TASK PROMPT
In the data, extract each line that holds the string "hydrocarbons".

=-=-=

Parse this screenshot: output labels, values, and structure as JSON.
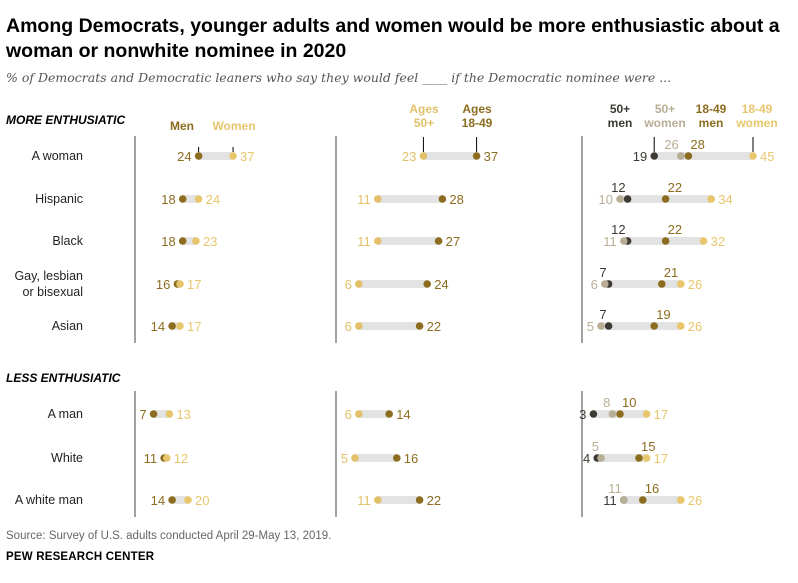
{
  "title": "Among Democrats, younger adults and women would be more enthusiastic about a woman or nonwhite nominee in 2020",
  "subtitle": "% of Democrats and Democratic leaners who say they would feel ____ if the Democratic nominee were ...",
  "source": "Source: Survey of U.S. adults conducted April 29-May 13, 2019.",
  "organization": "PEW RESEARCH CENTER",
  "colors": {
    "men": "#8c6d1f",
    "women": "#e8c66c",
    "age50": "#e2c06a",
    "age18": "#8c6d1f",
    "men50": "#3d3a33",
    "women50": "#b8ae95",
    "men18": "#8c6d1f",
    "women18": "#e8c66c",
    "track": "#e3e3e3",
    "axis": "#444444",
    "label": "#231f20"
  },
  "chart_data": {
    "type": "dot-plot",
    "sections": [
      "MORE ENTHUSIATIC",
      "LESS ENTHUSIATIC"
    ],
    "categories": [
      "A woman",
      "Hispanic",
      "Black",
      "Gay, lesbian or bisexual",
      "Asian",
      "A man",
      "White",
      "A white man"
    ],
    "panels": [
      {
        "series": [
          {
            "name": "Men",
            "values": [
              24,
              18,
              18,
              16,
              14,
              7,
              11,
              14
            ]
          },
          {
            "name": "Women",
            "values": [
              37,
              24,
              23,
              17,
              17,
              13,
              12,
              20
            ]
          }
        ]
      },
      {
        "series": [
          {
            "name": "Ages 50+",
            "values": [
              23,
              11,
              11,
              6,
              6,
              6,
              5,
              11
            ]
          },
          {
            "name": "Ages 18-49",
            "values": [
              37,
              28,
              27,
              24,
              22,
              14,
              16,
              22
            ]
          }
        ]
      },
      {
        "series": [
          {
            "name": "50+ men",
            "values": [
              19,
              12,
              12,
              7,
              7,
              3,
              4,
              11
            ]
          },
          {
            "name": "50+ women",
            "values": [
              26,
              10,
              11,
              6,
              5,
              8,
              5,
              11
            ]
          },
          {
            "name": "18-49 men",
            "values": [
              28,
              22,
              22,
              21,
              19,
              10,
              15,
              16
            ]
          },
          {
            "name": "18-49 women",
            "values": [
              45,
              34,
              32,
              26,
              26,
              17,
              17,
              26
            ]
          }
        ]
      }
    ]
  }
}
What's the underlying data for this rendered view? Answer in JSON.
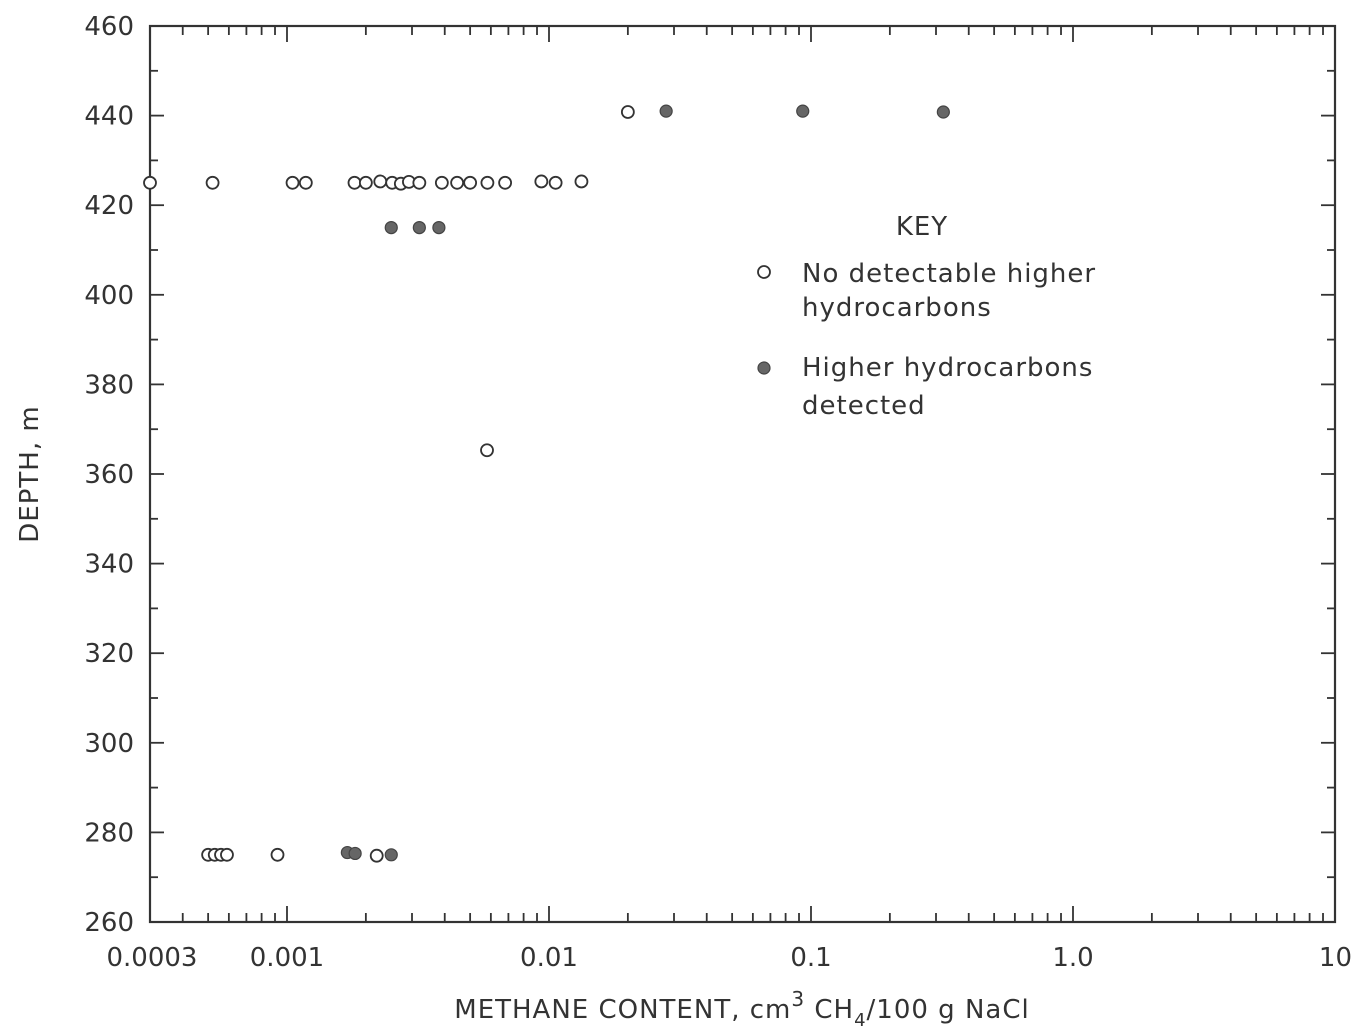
{
  "chart_data": {
    "type": "scatter",
    "xscale": "log",
    "xlim": [
      0.0003,
      10
    ],
    "ylim": [
      260,
      460
    ],
    "x_tick_labels": [
      "0.0003",
      "0.001",
      "0.01",
      "0.1",
      "1.0",
      "10"
    ],
    "y_tick_labels": [
      "260",
      "280",
      "300",
      "320",
      "340",
      "360",
      "380",
      "400",
      "420",
      "440",
      "460"
    ],
    "x_tick_values": [
      0.0003,
      0.001,
      0.01,
      0.1,
      1,
      10
    ],
    "y_tick_values": [
      260,
      280,
      300,
      320,
      340,
      360,
      380,
      400,
      420,
      440,
      460
    ],
    "xlabel": {
      "prefix": "METHANE CONTENT, cm",
      "sup": "3",
      "mid": " CH",
      "sub": "4",
      "suffix": "/100 g NaCl"
    },
    "ylabel": "DEPTH, m",
    "legend": {
      "title": "KEY",
      "position": "right",
      "entries": [
        {
          "style": "open",
          "line1": "No detectable higher",
          "line2": "hydrocarbons"
        },
        {
          "style": "filled",
          "line1": "Higher hydrocarbons",
          "line2": "detected"
        }
      ]
    },
    "series": [
      {
        "style": "open",
        "points": [
          {
            "x": 0.0003,
            "y": 425
          },
          {
            "x": 0.00052,
            "y": 425
          },
          {
            "x": 0.00105,
            "y": 425
          },
          {
            "x": 0.00118,
            "y": 425
          },
          {
            "x": 0.00181,
            "y": 425
          },
          {
            "x": 0.002,
            "y": 425
          },
          {
            "x": 0.00227,
            "y": 425.3
          },
          {
            "x": 0.00252,
            "y": 425
          },
          {
            "x": 0.00272,
            "y": 424.8
          },
          {
            "x": 0.00292,
            "y": 425.2
          },
          {
            "x": 0.0032,
            "y": 425
          },
          {
            "x": 0.0039,
            "y": 425
          },
          {
            "x": 0.00446,
            "y": 425
          },
          {
            "x": 0.005,
            "y": 425
          },
          {
            "x": 0.00582,
            "y": 425
          },
          {
            "x": 0.0068,
            "y": 425
          },
          {
            "x": 0.00935,
            "y": 425.3
          },
          {
            "x": 0.0106,
            "y": 425
          },
          {
            "x": 0.0133,
            "y": 425.3
          },
          {
            "x": 0.02,
            "y": 440.8
          },
          {
            "x": 0.0058,
            "y": 365.3
          },
          {
            "x": 0.0005,
            "y": 275
          },
          {
            "x": 0.00053,
            "y": 275
          },
          {
            "x": 0.00056,
            "y": 275
          },
          {
            "x": 0.00059,
            "y": 275
          },
          {
            "x": 0.00092,
            "y": 275
          },
          {
            "x": 0.0022,
            "y": 274.8
          }
        ]
      },
      {
        "style": "filled",
        "points": [
          {
            "x": 0.028,
            "y": 441
          },
          {
            "x": 0.093,
            "y": 441
          },
          {
            "x": 0.32,
            "y": 440.8
          },
          {
            "x": 0.0025,
            "y": 415
          },
          {
            "x": 0.0032,
            "y": 415
          },
          {
            "x": 0.0038,
            "y": 415
          },
          {
            "x": 0.0017,
            "y": 275.5
          },
          {
            "x": 0.00182,
            "y": 275.3
          },
          {
            "x": 0.0025,
            "y": 275
          }
        ]
      }
    ]
  }
}
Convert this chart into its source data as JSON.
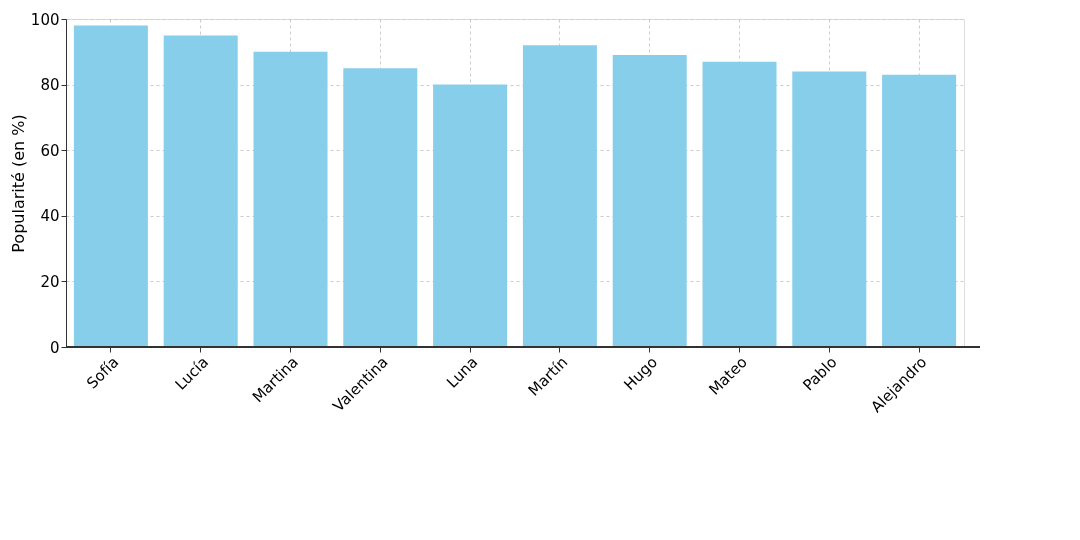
{
  "chart_data": {
    "type": "bar",
    "ylabel": "Popularité (en %)",
    "categories": [
      "Sofía",
      "Lucía",
      "Martina",
      "Valentina",
      "Luna",
      "Martín",
      "Hugo",
      "Mateo",
      "Pablo",
      "Alejandro"
    ],
    "values": [
      98,
      95,
      90,
      85,
      80,
      92,
      89,
      87,
      84,
      83
    ],
    "color": "#87ceeb",
    "ylim": [
      0,
      100
    ],
    "yticks": [
      0,
      20,
      40,
      60,
      80,
      100
    ],
    "grid": true
  }
}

=-=-=

PROBLEM SOLUTION
          "line2": "hydrocarbons"
          "line1": "Higher hydrocarbons",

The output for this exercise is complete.